• EXERCISE AIM
Which lines below hold the word "this"? Copy all of them.

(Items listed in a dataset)
+++

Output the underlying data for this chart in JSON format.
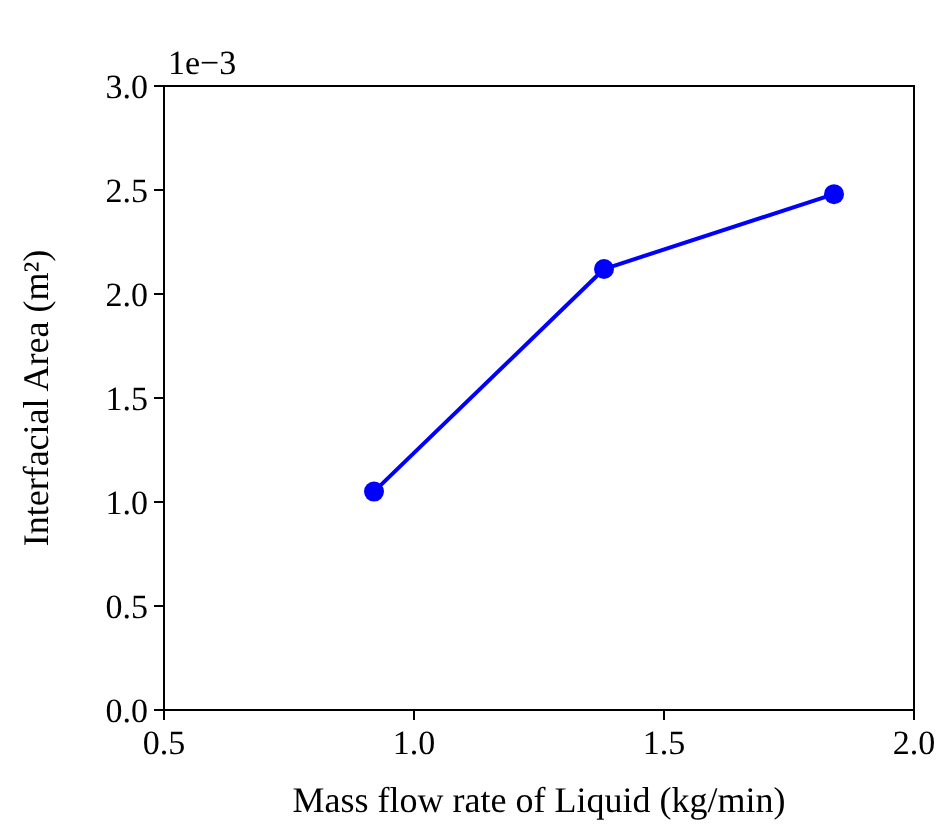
{
  "chart_data": {
    "type": "line",
    "xlabel": "Mass flow rate of Liquid (kg/min)",
    "ylabel": "Interfacial Area (m²)",
    "x": [
      0.92,
      1.38,
      1.84
    ],
    "series": [
      {
        "color": "#0000ff",
        "values": [
          1.05,
          2.12,
          2.48
        ]
      }
    ],
    "xlim": [
      0.5,
      2.0
    ],
    "xticks": [
      {
        "value": 0.5,
        "label": "0.5"
      },
      {
        "value": 1.0,
        "label": "1.0"
      },
      {
        "value": 1.5,
        "label": "1.5"
      },
      {
        "value": 2.0,
        "label": "2.0"
      }
    ],
    "ylim": [
      0,
      3.0
    ],
    "yticks": [
      {
        "value": 0,
        "label": "0.0"
      },
      {
        "value": 0.5,
        "label": "0.5"
      },
      {
        "value": 1.0,
        "label": "1.0"
      },
      {
        "value": 1.5,
        "label": "1.5"
      },
      {
        "value": 2.0,
        "label": "2.0"
      },
      {
        "value": 2.5,
        "label": "2.5"
      },
      {
        "value": 3.0,
        "label": "3.0"
      }
    ],
    "annotations": [
      "1e−3"
    ],
    "marker": "circle",
    "line_style": "solid"
  }
}
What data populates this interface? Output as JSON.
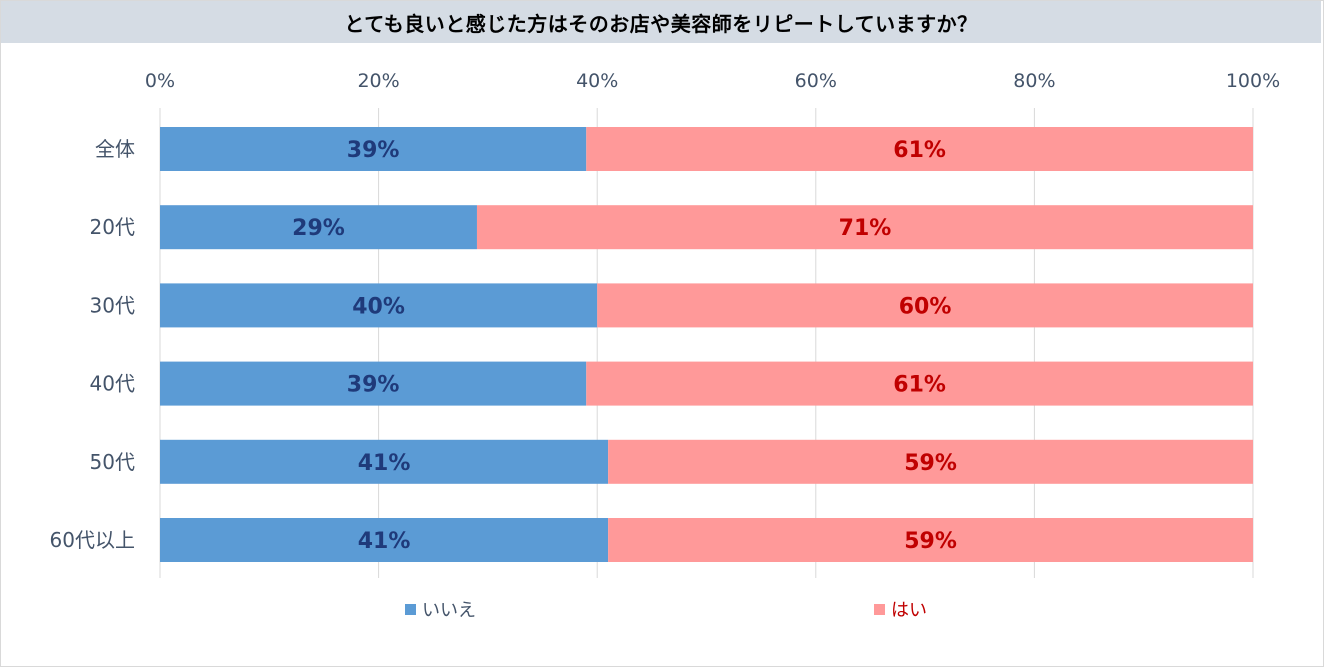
{
  "chart_data": {
    "type": "bar",
    "orientation": "horizontal",
    "stacked": true,
    "title": "とても良いと感じた方はそのお店や美容師をリピートしていますか？",
    "categories": [
      "全体",
      "20代",
      "30代",
      "40代",
      "50代",
      "60代以上"
    ],
    "series": [
      {
        "name": "いいえ",
        "color": "#5b9bd5",
        "label_color": "#1f3a7a",
        "values": [
          39,
          29,
          40,
          39,
          41,
          41
        ],
        "labels": [
          "39%",
          "29%",
          "40%",
          "39%",
          "41%",
          "41%"
        ]
      },
      {
        "name": "はい",
        "color": "#ff9999",
        "label_color": "#c00000",
        "values": [
          61,
          71,
          60,
          61,
          59,
          59
        ],
        "labels": [
          "61%",
          "71%",
          "60%",
          "61%",
          "59%",
          "59%"
        ]
      }
    ],
    "xlim": [
      0,
      100
    ],
    "xticks": [
      0,
      20,
      40,
      60,
      80,
      100
    ],
    "xtick_labels": [
      "0%",
      "20%",
      "40%",
      "60%",
      "80%",
      "100%"
    ],
    "grid": true,
    "legend_position": "bottom"
  }
}
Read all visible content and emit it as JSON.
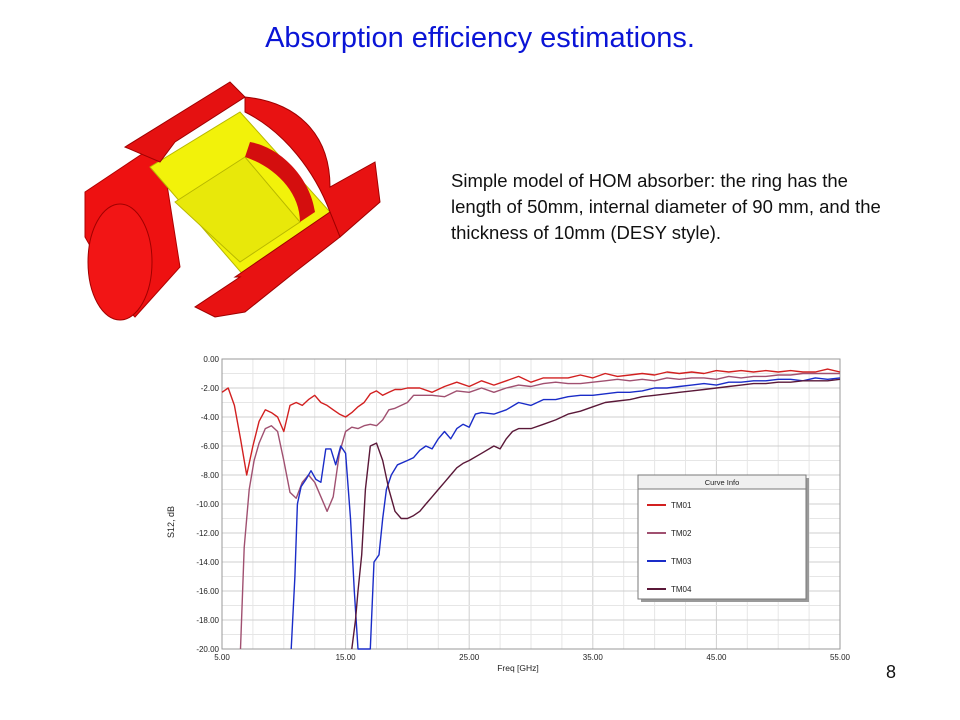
{
  "slide": {
    "title": "Absorption efficiency estimations.",
    "description": "Simple model of HOM absorber: the ring has the length of 50mm, internal diameter of 90 mm, and the thickness of 10mm (DESY style).",
    "page_number": "8"
  },
  "model": {
    "icon": "hom-absorber-cutaway-model",
    "colors": {
      "beampipe": "#ee1111",
      "absorber": "#f2f20a"
    }
  },
  "chart_data": {
    "type": "line",
    "xlabel": "Freq [GHz]",
    "ylabel": "S12, dB",
    "xlim": [
      5,
      55
    ],
    "ylim": [
      -20,
      0
    ],
    "x_ticks": [
      "5.00",
      "15.00",
      "25.00",
      "35.00",
      "45.00",
      "55.00"
    ],
    "y_ticks": [
      "0.00",
      "-2.00",
      "-4.00",
      "-6.00",
      "-8.00",
      "-10.00",
      "-12.00",
      "-14.00",
      "-16.00",
      "-18.00",
      "-20.00"
    ],
    "grid": true,
    "legend": {
      "title": "Curve Info",
      "placement": "center-right"
    },
    "series": [
      {
        "name": "TM01",
        "color": "#d22020",
        "points": [
          [
            5,
            -2.3
          ],
          [
            5.5,
            -2.0
          ],
          [
            6,
            -3.2
          ],
          [
            6.5,
            -5.5
          ],
          [
            7,
            -8.0
          ],
          [
            7.5,
            -6.0
          ],
          [
            8,
            -4.3
          ],
          [
            8.5,
            -3.5
          ],
          [
            9,
            -3.7
          ],
          [
            9.5,
            -4.0
          ],
          [
            10,
            -5.0
          ],
          [
            10.5,
            -3.2
          ],
          [
            11,
            -3.0
          ],
          [
            11.5,
            -3.2
          ],
          [
            12,
            -2.8
          ],
          [
            12.5,
            -2.5
          ],
          [
            13,
            -3.0
          ],
          [
            13.5,
            -3.2
          ],
          [
            14,
            -3.5
          ],
          [
            14.5,
            -3.8
          ],
          [
            15,
            -4.0
          ],
          [
            15.5,
            -3.7
          ],
          [
            16,
            -3.3
          ],
          [
            16.5,
            -3.0
          ],
          [
            17,
            -2.4
          ],
          [
            17.5,
            -2.2
          ],
          [
            18,
            -2.5
          ],
          [
            18.5,
            -2.3
          ],
          [
            19,
            -2.1
          ],
          [
            19.5,
            -2.1
          ],
          [
            20,
            -2.0
          ],
          [
            21,
            -2.0
          ],
          [
            22,
            -2.3
          ],
          [
            23,
            -1.9
          ],
          [
            24,
            -1.6
          ],
          [
            25,
            -1.9
          ],
          [
            26,
            -1.5
          ],
          [
            27,
            -1.8
          ],
          [
            28,
            -1.5
          ],
          [
            29,
            -1.2
          ],
          [
            30,
            -1.6
          ],
          [
            31,
            -1.3
          ],
          [
            32,
            -1.3
          ],
          [
            33,
            -1.3
          ],
          [
            34,
            -1.1
          ],
          [
            35,
            -1.3
          ],
          [
            36,
            -1.0
          ],
          [
            37,
            -1.2
          ],
          [
            38,
            -1.1
          ],
          [
            39,
            -1.0
          ],
          [
            40,
            -1.1
          ],
          [
            41,
            -0.9
          ],
          [
            42,
            -1.0
          ],
          [
            43,
            -0.9
          ],
          [
            44,
            -1.0
          ],
          [
            45,
            -0.8
          ],
          [
            46,
            -0.9
          ],
          [
            47,
            -0.8
          ],
          [
            48,
            -0.9
          ],
          [
            49,
            -0.8
          ],
          [
            50,
            -0.9
          ],
          [
            51,
            -0.8
          ],
          [
            52,
            -0.9
          ],
          [
            53,
            -0.9
          ],
          [
            54,
            -0.7
          ],
          [
            55,
            -0.9
          ]
        ]
      },
      {
        "name": "TM02",
        "color": "#a05070",
        "points": [
          [
            6.5,
            -20.0
          ],
          [
            6.8,
            -13.0
          ],
          [
            7.2,
            -9.0
          ],
          [
            7.6,
            -7.0
          ],
          [
            8,
            -5.8
          ],
          [
            8.5,
            -4.8
          ],
          [
            9,
            -4.6
          ],
          [
            9.5,
            -5.0
          ],
          [
            10,
            -7.0
          ],
          [
            10.5,
            -9.2
          ],
          [
            11,
            -9.6
          ],
          [
            11.5,
            -8.5
          ],
          [
            12,
            -8.0
          ],
          [
            12.5,
            -8.5
          ],
          [
            13,
            -9.5
          ],
          [
            13.5,
            -10.5
          ],
          [
            14,
            -9.5
          ],
          [
            14.5,
            -6.5
          ],
          [
            15,
            -5.0
          ],
          [
            15.5,
            -4.7
          ],
          [
            16,
            -4.8
          ],
          [
            16.5,
            -4.6
          ],
          [
            17,
            -4.5
          ],
          [
            17.5,
            -4.6
          ],
          [
            18,
            -4.2
          ],
          [
            18.5,
            -3.5
          ],
          [
            19,
            -3.4
          ],
          [
            19.5,
            -3.2
          ],
          [
            20,
            -3.0
          ],
          [
            20.5,
            -2.5
          ],
          [
            21,
            -2.5
          ],
          [
            22,
            -2.5
          ],
          [
            23,
            -2.6
          ],
          [
            24,
            -2.2
          ],
          [
            25,
            -2.3
          ],
          [
            26,
            -2.0
          ],
          [
            27,
            -2.3
          ],
          [
            28,
            -2.0
          ],
          [
            29,
            -1.8
          ],
          [
            30,
            -1.9
          ],
          [
            31,
            -1.7
          ],
          [
            32,
            -1.6
          ],
          [
            33,
            -1.7
          ],
          [
            34,
            -1.7
          ],
          [
            35,
            -1.6
          ],
          [
            36,
            -1.5
          ],
          [
            37,
            -1.4
          ],
          [
            38,
            -1.5
          ],
          [
            39,
            -1.4
          ],
          [
            40,
            -1.5
          ],
          [
            41,
            -1.3
          ],
          [
            42,
            -1.4
          ],
          [
            43,
            -1.3
          ],
          [
            44,
            -1.3
          ],
          [
            45,
            -1.4
          ],
          [
            46,
            -1.2
          ],
          [
            47,
            -1.3
          ],
          [
            48,
            -1.2
          ],
          [
            49,
            -1.2
          ],
          [
            50,
            -1.1
          ],
          [
            51,
            -1.1
          ],
          [
            52,
            -1.0
          ],
          [
            53,
            -1.0
          ],
          [
            54,
            -1.0
          ],
          [
            55,
            -1.0
          ]
        ]
      },
      {
        "name": "TM03",
        "color": "#1a2cc8",
        "points": [
          [
            10.6,
            -20.0
          ],
          [
            10.9,
            -15.0
          ],
          [
            11.1,
            -10.0
          ],
          [
            11.4,
            -8.8
          ],
          [
            11.8,
            -8.3
          ],
          [
            12.2,
            -7.7
          ],
          [
            12.6,
            -8.3
          ],
          [
            13,
            -8.5
          ],
          [
            13.4,
            -6.2
          ],
          [
            13.8,
            -6.2
          ],
          [
            14.2,
            -7.3
          ],
          [
            14.6,
            -6.0
          ],
          [
            15,
            -6.5
          ],
          [
            15.4,
            -11.0
          ],
          [
            15.7,
            -16.0
          ],
          [
            16,
            -20.0
          ],
          [
            17,
            -20.0
          ],
          [
            17.3,
            -14.0
          ],
          [
            17.7,
            -13.5
          ],
          [
            18,
            -11.0
          ],
          [
            18.3,
            -9.0
          ],
          [
            18.7,
            -8.0
          ],
          [
            19.2,
            -7.3
          ],
          [
            20,
            -7.0
          ],
          [
            20.5,
            -6.8
          ],
          [
            21,
            -6.3
          ],
          [
            21.5,
            -6.0
          ],
          [
            22,
            -6.2
          ],
          [
            22.5,
            -5.5
          ],
          [
            23,
            -5.0
          ],
          [
            23.5,
            -5.5
          ],
          [
            24,
            -4.8
          ],
          [
            24.5,
            -4.5
          ],
          [
            25,
            -4.7
          ],
          [
            25.5,
            -3.8
          ],
          [
            26,
            -3.7
          ],
          [
            27,
            -3.8
          ],
          [
            28,
            -3.5
          ],
          [
            29,
            -3.0
          ],
          [
            30,
            -3.2
          ],
          [
            31,
            -2.8
          ],
          [
            32,
            -2.8
          ],
          [
            33,
            -2.6
          ],
          [
            34,
            -2.5
          ],
          [
            35,
            -2.5
          ],
          [
            36,
            -2.4
          ],
          [
            37,
            -2.3
          ],
          [
            38,
            -2.3
          ],
          [
            39,
            -2.2
          ],
          [
            40,
            -2.0
          ],
          [
            41,
            -2.0
          ],
          [
            42,
            -1.9
          ],
          [
            43,
            -1.8
          ],
          [
            44,
            -1.7
          ],
          [
            45,
            -1.8
          ],
          [
            46,
            -1.6
          ],
          [
            47,
            -1.6
          ],
          [
            48,
            -1.5
          ],
          [
            49,
            -1.5
          ],
          [
            50,
            -1.4
          ],
          [
            51,
            -1.4
          ],
          [
            52,
            -1.5
          ],
          [
            53,
            -1.3
          ],
          [
            54,
            -1.4
          ],
          [
            55,
            -1.3
          ]
        ]
      },
      {
        "name": "TM04",
        "color": "#5a1838",
        "points": [
          [
            15.5,
            -20.0
          ],
          [
            15.8,
            -18.0
          ],
          [
            16,
            -16.0
          ],
          [
            16.3,
            -13.5
          ],
          [
            16.6,
            -9.0
          ],
          [
            17,
            -6.0
          ],
          [
            17.5,
            -5.8
          ],
          [
            18,
            -7.0
          ],
          [
            18.5,
            -9.0
          ],
          [
            19,
            -10.5
          ],
          [
            19.5,
            -11.0
          ],
          [
            20,
            -11.0
          ],
          [
            20.5,
            -10.8
          ],
          [
            21,
            -10.5
          ],
          [
            21.5,
            -10.0
          ],
          [
            22,
            -9.5
          ],
          [
            22.5,
            -9.0
          ],
          [
            23,
            -8.5
          ],
          [
            23.5,
            -8.0
          ],
          [
            24,
            -7.5
          ],
          [
            24.5,
            -7.2
          ],
          [
            25,
            -7.0
          ],
          [
            26,
            -6.5
          ],
          [
            27,
            -6.0
          ],
          [
            27.5,
            -6.2
          ],
          [
            28,
            -5.5
          ],
          [
            28.5,
            -5.0
          ],
          [
            29,
            -4.8
          ],
          [
            30,
            -4.8
          ],
          [
            31,
            -4.5
          ],
          [
            32,
            -4.2
          ],
          [
            33,
            -3.8
          ],
          [
            34,
            -3.6
          ],
          [
            35,
            -3.3
          ],
          [
            36,
            -3.0
          ],
          [
            37,
            -2.9
          ],
          [
            38,
            -2.8
          ],
          [
            39,
            -2.6
          ],
          [
            40,
            -2.5
          ],
          [
            41,
            -2.4
          ],
          [
            42,
            -2.3
          ],
          [
            43,
            -2.2
          ],
          [
            44,
            -2.1
          ],
          [
            45,
            -2.0
          ],
          [
            46,
            -1.9
          ],
          [
            47,
            -1.8
          ],
          [
            48,
            -1.7
          ],
          [
            49,
            -1.7
          ],
          [
            50,
            -1.6
          ],
          [
            51,
            -1.6
          ],
          [
            52,
            -1.5
          ],
          [
            53,
            -1.5
          ],
          [
            54,
            -1.5
          ],
          [
            55,
            -1.4
          ]
        ]
      }
    ]
  }
}
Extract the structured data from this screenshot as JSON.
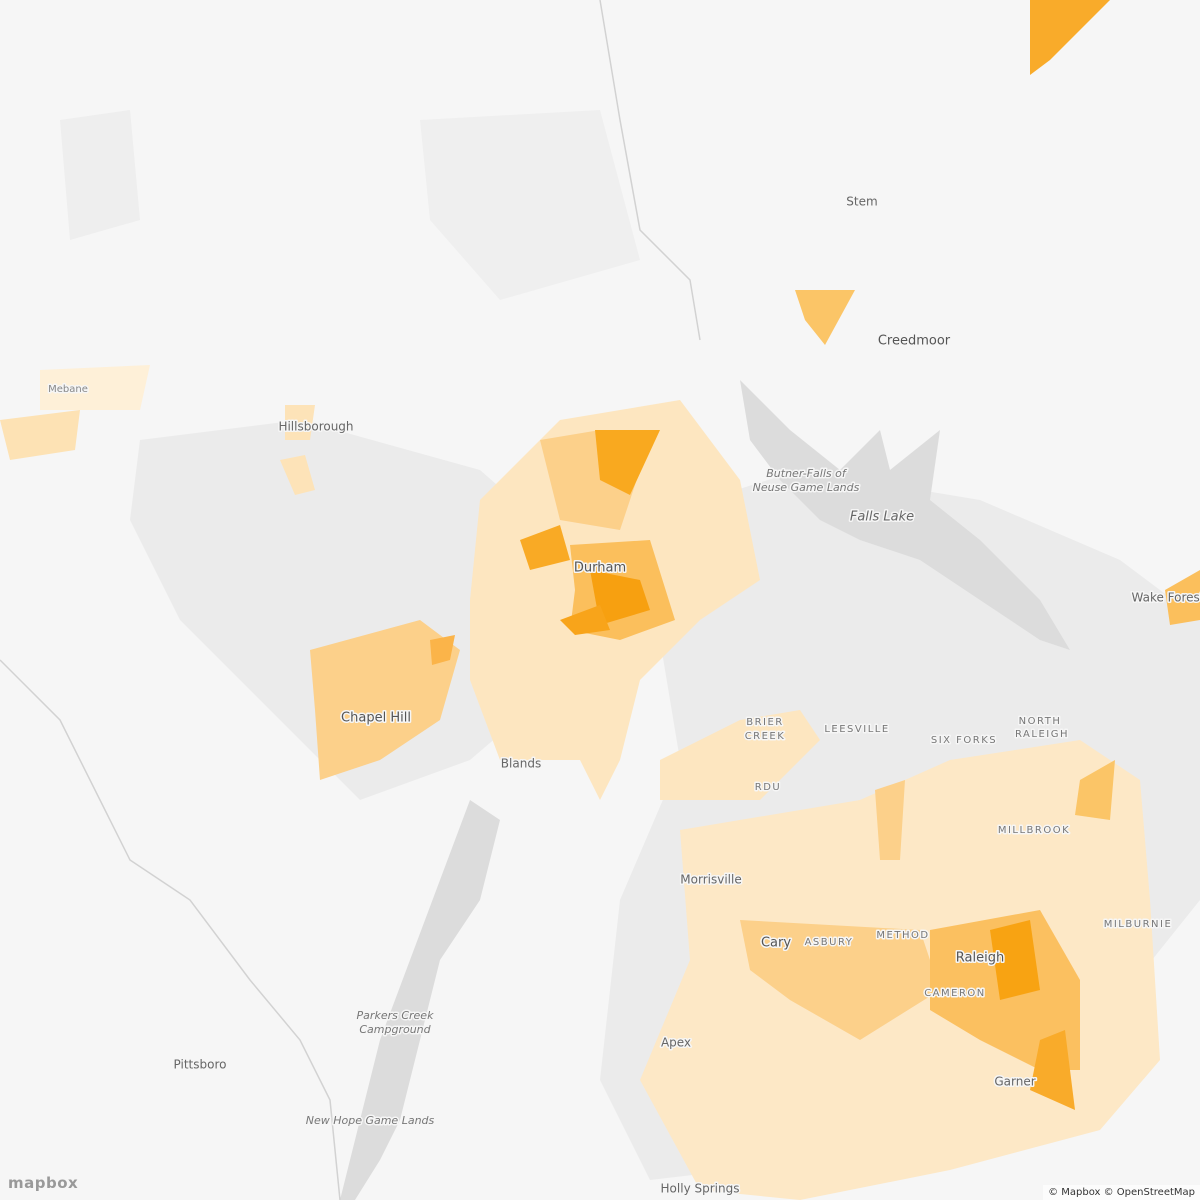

+++

• THE OUTPUT
Output the underlying data for this chart in JSON format.
What data populates this interface? Output as JSON.
Extract the structured data from this screenshot as JSON.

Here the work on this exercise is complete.